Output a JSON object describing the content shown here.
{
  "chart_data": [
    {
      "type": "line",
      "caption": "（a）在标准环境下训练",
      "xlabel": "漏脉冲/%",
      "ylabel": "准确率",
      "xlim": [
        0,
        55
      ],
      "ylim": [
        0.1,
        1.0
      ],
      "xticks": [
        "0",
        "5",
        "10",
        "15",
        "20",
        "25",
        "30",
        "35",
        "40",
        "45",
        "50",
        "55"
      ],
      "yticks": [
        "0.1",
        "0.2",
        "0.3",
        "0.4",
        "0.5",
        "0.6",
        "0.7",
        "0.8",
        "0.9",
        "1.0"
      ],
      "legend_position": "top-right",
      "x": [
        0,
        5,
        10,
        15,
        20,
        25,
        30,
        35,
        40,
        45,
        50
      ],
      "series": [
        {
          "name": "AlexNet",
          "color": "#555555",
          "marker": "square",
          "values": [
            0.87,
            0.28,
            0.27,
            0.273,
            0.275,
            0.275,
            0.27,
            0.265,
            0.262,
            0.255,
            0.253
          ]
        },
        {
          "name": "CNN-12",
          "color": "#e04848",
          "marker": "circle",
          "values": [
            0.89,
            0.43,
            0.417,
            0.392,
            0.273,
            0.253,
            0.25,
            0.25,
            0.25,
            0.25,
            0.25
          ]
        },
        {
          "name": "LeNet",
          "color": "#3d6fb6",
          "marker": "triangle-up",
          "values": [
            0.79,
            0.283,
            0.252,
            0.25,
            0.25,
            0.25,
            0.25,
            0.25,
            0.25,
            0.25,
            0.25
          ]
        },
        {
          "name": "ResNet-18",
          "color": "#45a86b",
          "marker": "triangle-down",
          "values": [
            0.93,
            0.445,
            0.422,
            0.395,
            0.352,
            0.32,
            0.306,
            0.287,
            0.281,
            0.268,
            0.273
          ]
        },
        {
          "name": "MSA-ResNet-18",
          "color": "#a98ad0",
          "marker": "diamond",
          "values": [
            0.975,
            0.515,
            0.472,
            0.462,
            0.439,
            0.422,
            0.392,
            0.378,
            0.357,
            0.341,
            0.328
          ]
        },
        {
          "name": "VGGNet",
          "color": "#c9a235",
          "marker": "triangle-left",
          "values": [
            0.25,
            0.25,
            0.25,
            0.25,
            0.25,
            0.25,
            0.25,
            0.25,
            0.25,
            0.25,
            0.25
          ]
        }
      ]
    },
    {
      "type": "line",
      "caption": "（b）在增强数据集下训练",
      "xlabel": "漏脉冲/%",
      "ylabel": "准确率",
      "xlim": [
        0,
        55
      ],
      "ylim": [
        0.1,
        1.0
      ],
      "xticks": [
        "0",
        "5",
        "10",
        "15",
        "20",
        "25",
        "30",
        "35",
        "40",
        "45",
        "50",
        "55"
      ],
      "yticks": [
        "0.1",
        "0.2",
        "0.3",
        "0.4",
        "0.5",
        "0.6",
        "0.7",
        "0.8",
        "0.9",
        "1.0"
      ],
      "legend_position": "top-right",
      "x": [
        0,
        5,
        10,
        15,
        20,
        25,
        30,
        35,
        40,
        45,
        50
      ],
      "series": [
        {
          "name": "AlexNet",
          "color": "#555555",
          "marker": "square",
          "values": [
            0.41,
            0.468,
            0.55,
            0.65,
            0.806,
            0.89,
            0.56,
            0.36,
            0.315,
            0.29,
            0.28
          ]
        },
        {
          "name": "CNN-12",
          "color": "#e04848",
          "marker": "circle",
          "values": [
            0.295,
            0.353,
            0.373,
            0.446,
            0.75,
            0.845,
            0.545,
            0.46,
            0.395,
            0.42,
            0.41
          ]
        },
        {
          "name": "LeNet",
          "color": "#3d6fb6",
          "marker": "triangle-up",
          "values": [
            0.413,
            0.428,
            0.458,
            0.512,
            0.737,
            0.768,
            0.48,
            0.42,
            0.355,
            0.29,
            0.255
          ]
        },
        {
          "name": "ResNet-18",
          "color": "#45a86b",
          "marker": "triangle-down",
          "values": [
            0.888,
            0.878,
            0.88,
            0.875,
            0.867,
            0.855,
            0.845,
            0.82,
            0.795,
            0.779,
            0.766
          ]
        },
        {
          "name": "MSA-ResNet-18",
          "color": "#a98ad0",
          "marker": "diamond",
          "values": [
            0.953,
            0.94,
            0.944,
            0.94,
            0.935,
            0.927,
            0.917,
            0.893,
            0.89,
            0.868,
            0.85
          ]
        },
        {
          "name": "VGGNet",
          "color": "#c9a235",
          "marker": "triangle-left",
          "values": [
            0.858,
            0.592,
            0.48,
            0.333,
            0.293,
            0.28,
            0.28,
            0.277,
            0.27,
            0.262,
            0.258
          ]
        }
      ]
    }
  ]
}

*****

- Given task -
Your task is to retype all the records above with nothing left out.

- Solution -
Output a JSON object describing the content shown here.
{
  "chart_data": [
    {
      "type": "line",
      "caption": "（a）在标准环境下训练",
      "xlabel": "漏脉冲/%",
      "ylabel": "准确率",
      "xlim": [
        0,
        55
      ],
      "ylim": [
        0.1,
        1.0
      ],
      "xticks": [
        "0",
        "5",
        "10",
        "15",
        "20",
        "25",
        "30",
        "35",
        "40",
        "45",
        "50",
        "55"
      ],
      "yticks": [
        "0.1",
        "0.2",
        "0.3",
        "0.4",
        "0.5",
        "0.6",
        "0.7",
        "0.8",
        "0.9",
        "1.0"
      ],
      "legend_position": "top-right",
      "x": [
        0,
        5,
        10,
        15,
        20,
        25,
        30,
        35,
        40,
        45,
        50
      ],
      "series": [
        {
          "name": "AlexNet",
          "color": "#555555",
          "marker": "square",
          "values": [
            0.87,
            0.28,
            0.27,
            0.273,
            0.275,
            0.275,
            0.27,
            0.265,
            0.262,
            0.255,
            0.253
          ]
        },
        {
          "name": "CNN-12",
          "color": "#e04848",
          "marker": "circle",
          "values": [
            0.89,
            0.43,
            0.417,
            0.392,
            0.273,
            0.253,
            0.25,
            0.25,
            0.25,
            0.25,
            0.25
          ]
        },
        {
          "name": "LeNet",
          "color": "#3d6fb6",
          "marker": "triangle-up",
          "values": [
            0.79,
            0.283,
            0.252,
            0.25,
            0.25,
            0.25,
            0.25,
            0.25,
            0.25,
            0.25,
            0.25
          ]
        },
        {
          "name": "ResNet-18",
          "color": "#45a86b",
          "marker": "triangle-down",
          "values": [
            0.93,
            0.445,
            0.422,
            0.395,
            0.352,
            0.32,
            0.306,
            0.287,
            0.281,
            0.268,
            0.273
          ]
        },
        {
          "name": "MSA-ResNet-18",
          "color": "#a98ad0",
          "marker": "diamond",
          "values": [
            0.975,
            0.515,
            0.472,
            0.462,
            0.439,
            0.422,
            0.392,
            0.378,
            0.357,
            0.341,
            0.328
          ]
        },
        {
          "name": "VGGNet",
          "color": "#c9a235",
          "marker": "triangle-left",
          "values": [
            0.25,
            0.25,
            0.25,
            0.25,
            0.25,
            0.25,
            0.25,
            0.25,
            0.25,
            0.25,
            0.25
          ]
        }
      ]
    },
    {
      "type": "line",
      "caption": "（b）在增强数据集下训练",
      "xlabel": "漏脉冲/%",
      "ylabel": "准确率",
      "xlim": [
        0,
        55
      ],
      "ylim": [
        0.1,
        1.0
      ],
      "xticks": [
        "0",
        "5",
        "10",
        "15",
        "20",
        "25",
        "30",
        "35",
        "40",
        "45",
        "50",
        "55"
      ],
      "yticks": [
        "0.1",
        "0.2",
        "0.3",
        "0.4",
        "0.5",
        "0.6",
        "0.7",
        "0.8",
        "0.9",
        "1.0"
      ],
      "legend_position": "top-right",
      "x": [
        0,
        5,
        10,
        15,
        20,
        25,
        30,
        35,
        40,
        45,
        50
      ],
      "series": [
        {
          "name": "AlexNet",
          "color": "#555555",
          "marker": "square",
          "values": [
            0.41,
            0.468,
            0.55,
            0.65,
            0.806,
            0.89,
            0.56,
            0.36,
            0.315,
            0.29,
            0.28
          ]
        },
        {
          "name": "CNN-12",
          "color": "#e04848",
          "marker": "circle",
          "values": [
            0.295,
            0.353,
            0.373,
            0.446,
            0.75,
            0.845,
            0.545,
            0.46,
            0.395,
            0.42,
            0.41
          ]
        },
        {
          "name": "LeNet",
          "color": "#3d6fb6",
          "marker": "triangle-up",
          "values": [
            0.413,
            0.428,
            0.458,
            0.512,
            0.737,
            0.768,
            0.48,
            0.42,
            0.355,
            0.29,
            0.255
          ]
        },
        {
          "name": "ResNet-18",
          "color": "#45a86b",
          "marker": "triangle-down",
          "values": [
            0.888,
            0.878,
            0.88,
            0.875,
            0.867,
            0.855,
            0.845,
            0.82,
            0.795,
            0.779,
            0.766
          ]
        },
        {
          "name": "MSA-ResNet-18",
          "color": "#a98ad0",
          "marker": "diamond",
          "values": [
            0.953,
            0.94,
            0.944,
            0.94,
            0.935,
            0.927,
            0.917,
            0.893,
            0.89,
            0.868,
            0.85
          ]
        },
        {
          "name": "VGGNet",
          "color": "#c9a235",
          "marker": "triangle-left",
          "values": [
            0.858,
            0.592,
            0.48,
            0.333,
            0.293,
            0.28,
            0.28,
            0.277,
            0.27,
            0.262,
            0.258
          ]
        }
      ]
    }
  ]
}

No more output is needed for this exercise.